§ Task description
Copy the data word for word, keeping every line.

--- START OF Records to use ---

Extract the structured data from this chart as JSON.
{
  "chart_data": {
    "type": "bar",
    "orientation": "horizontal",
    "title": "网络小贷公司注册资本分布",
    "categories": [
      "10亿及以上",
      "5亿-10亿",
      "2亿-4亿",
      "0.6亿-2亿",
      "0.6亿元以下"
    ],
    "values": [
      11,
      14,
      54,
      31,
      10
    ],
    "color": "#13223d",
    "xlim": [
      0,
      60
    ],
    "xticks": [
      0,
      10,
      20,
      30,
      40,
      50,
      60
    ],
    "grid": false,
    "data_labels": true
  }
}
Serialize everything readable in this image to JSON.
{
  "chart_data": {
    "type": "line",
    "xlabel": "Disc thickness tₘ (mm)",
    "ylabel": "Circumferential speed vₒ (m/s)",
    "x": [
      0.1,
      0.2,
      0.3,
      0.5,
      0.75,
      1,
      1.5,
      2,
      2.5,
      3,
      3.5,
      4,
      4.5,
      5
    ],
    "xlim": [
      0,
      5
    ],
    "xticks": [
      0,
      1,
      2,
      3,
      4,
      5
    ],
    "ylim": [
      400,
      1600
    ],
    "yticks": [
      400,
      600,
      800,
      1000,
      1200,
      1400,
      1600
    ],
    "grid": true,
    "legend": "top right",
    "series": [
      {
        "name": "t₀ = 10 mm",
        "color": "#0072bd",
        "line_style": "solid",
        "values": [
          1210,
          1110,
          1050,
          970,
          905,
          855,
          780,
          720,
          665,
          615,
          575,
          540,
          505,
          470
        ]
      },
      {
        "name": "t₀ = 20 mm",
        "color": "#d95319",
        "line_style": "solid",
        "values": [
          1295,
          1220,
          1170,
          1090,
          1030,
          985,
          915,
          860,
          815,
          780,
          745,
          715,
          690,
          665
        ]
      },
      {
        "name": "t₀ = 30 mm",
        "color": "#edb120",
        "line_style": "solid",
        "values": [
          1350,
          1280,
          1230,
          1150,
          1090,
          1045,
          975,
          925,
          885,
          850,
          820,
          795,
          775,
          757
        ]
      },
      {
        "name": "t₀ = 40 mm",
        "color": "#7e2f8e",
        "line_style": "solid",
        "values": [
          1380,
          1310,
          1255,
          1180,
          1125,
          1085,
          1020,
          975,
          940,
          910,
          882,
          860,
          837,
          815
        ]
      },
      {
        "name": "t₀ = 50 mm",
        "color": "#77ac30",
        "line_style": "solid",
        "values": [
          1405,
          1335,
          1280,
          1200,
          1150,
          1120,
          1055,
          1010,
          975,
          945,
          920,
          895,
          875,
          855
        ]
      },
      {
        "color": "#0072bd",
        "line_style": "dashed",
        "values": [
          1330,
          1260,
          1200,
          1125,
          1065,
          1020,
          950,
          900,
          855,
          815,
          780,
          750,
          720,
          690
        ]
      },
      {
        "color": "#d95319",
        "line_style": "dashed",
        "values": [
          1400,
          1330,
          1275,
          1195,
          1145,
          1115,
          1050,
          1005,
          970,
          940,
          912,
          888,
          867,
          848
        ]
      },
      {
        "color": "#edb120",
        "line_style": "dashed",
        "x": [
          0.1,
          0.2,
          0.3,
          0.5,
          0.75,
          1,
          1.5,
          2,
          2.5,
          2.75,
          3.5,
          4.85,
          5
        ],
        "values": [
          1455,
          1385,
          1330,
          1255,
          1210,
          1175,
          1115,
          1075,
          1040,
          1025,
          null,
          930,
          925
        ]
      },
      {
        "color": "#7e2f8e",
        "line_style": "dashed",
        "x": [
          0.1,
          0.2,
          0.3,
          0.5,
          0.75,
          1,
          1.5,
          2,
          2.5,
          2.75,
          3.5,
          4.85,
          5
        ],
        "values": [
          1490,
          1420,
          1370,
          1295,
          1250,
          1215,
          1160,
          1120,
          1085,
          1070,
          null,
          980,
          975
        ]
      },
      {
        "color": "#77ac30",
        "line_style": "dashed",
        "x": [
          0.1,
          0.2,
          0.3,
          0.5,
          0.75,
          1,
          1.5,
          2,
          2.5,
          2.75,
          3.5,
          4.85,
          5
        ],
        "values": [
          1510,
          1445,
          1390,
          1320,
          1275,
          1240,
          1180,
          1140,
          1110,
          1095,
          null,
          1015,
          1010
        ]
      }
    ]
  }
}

--- END OF Records to use ---

§ The answer
Extract the structured data from this chart as JSON.
{
  "chart_data": {
    "type": "bar",
    "orientation": "horizontal",
    "title": "网络小贷公司注册资本分布",
    "categories": [
      "10亿及以上",
      "5亿-10亿",
      "2亿-4亿",
      "0.6亿-2亿",
      "0.6亿元以下"
    ],
    "values": [
      11,
      14,
      54,
      31,
      10
    ],
    "color": "#13223d",
    "xlim": [
      0,
      60
    ],
    "xticks": [
      0,
      10,
      20,
      30,
      40,
      50,
      60
    ],
    "grid": false,
    "data_labels": true
  }
}
Serialize everything readable in this image to JSON.
{
  "chart_data": {
    "type": "line",
    "xlabel": "Disc thickness tₘ (mm)",
    "ylabel": "Circumferential speed vₒ (m/s)",
    "x": [
      0.1,
      0.2,
      0.3,
      0.5,
      0.75,
      1,
      1.5,
      2,
      2.5,
      3,
      3.5,
      4,
      4.5,
      5
    ],
    "xlim": [
      0,
      5
    ],
    "xticks": [
      0,
      1,
      2,
      3,
      4,
      5
    ],
    "ylim": [
      400,
      1600
    ],
    "yticks": [
      400,
      600,
      800,
      1000,
      1200,
      1400,
      1600
    ],
    "grid": true,
    "legend": "top right",
    "series": [
      {
        "name": "t₀ = 10 mm",
        "color": "#0072bd",
        "line_style": "solid",
        "values": [
          1210,
          1110,
          1050,
          970,
          905,
          855,
          780,
          720,
          665,
          615,
          575,
          540,
          505,
          470
        ]
      },
      {
        "name": "t₀ = 20 mm",
        "color": "#d95319",
        "line_style": "solid",
        "values": [
          1295,
          1220,
          1170,
          1090,
          1030,
          985,
          915,
          860,
          815,
          780,
          745,
          715,
          690,
          665
        ]
      },
      {
        "name": "t₀ = 30 mm",
        "color": "#edb120",
        "line_style": "solid",
        "values": [
          1350,
          1280,
          1230,
          1150,
          1090,
          1045,
          975,
          925,
          885,
          850,
          820,
          795,
          775,
          757
        ]
      },
      {
        "name": "t₀ = 40 mm",
        "color": "#7e2f8e",
        "line_style": "solid",
        "values": [
          1380,
          1310,
          1255,
          1180,
          1125,
          1085,
          1020,
          975,
          940,
          910,
          882,
          860,
          837,
          815
        ]
      },
      {
        "name": "t₀ = 50 mm",
        "color": "#77ac30",
        "line_style": "solid",
        "values": [
          1405,
          1335,
          1280,
          1200,
          1150,
          1120,
          1055,
          1010,
          975,
          945,
          920,
          895,
          875,
          855
        ]
      },
      {
        "color": "#0072bd",
        "line_style": "dashed",
        "values": [
          1330,
          1260,
          1200,
          1125,
          1065,
          1020,
          950,
          900,
          855,
          815,
          780,
          750,
          720,
          690
        ]
      },
      {
        "color": "#d95319",
        "line_style": "dashed",
        "values": [
          1400,
          1330,
          1275,
          1195,
          1145,
          1115,
          1050,
          1005,
          970,
          940,
          912,
          888,
          867,
          848
        ]
      },
      {
        "color": "#edb120",
        "line_style": "dashed",
        "x": [
          0.1,
          0.2,
          0.3,
          0.5,
          0.75,
          1,
          1.5,
          2,
          2.5,
          2.75,
          3.5,
          4.85,
          5
        ],
        "values": [
          1455,
          1385,
          1330,
          1255,
          1210,
          1175,
          1115,
          1075,
          1040,
          1025,
          null,
          930,
          925
        ]
      },
      {
        "color": "#7e2f8e",
        "line_style": "dashed",
        "x": [
          0.1,
          0.2,
          0.3,
          0.5,
          0.75,
          1,
          1.5,
          2,
          2.5,
          2.75,
          3.5,
          4.85,
          5
        ],
        "values": [
          1490,
          1420,
          1370,
          1295,
          1250,
          1215,
          1160,
          1120,
          1085,
          1070,
          null,
          980,
          975
        ]
      },
      {
        "color": "#77ac30",
        "line_style": "dashed",
        "x": [
          0.1,
          0.2,
          0.3,
          0.5,
          0.75,
          1,
          1.5,
          2,
          2.5,
          2.75,
          3.5,
          4.85,
          5
        ],
        "values": [
          1510,
          1445,
          1390,
          1320,
          1275,
          1240,
          1180,
          1140,
          1110,
          1095,
          null,
          1015,
          1010
        ]
      }
    ]
  }
}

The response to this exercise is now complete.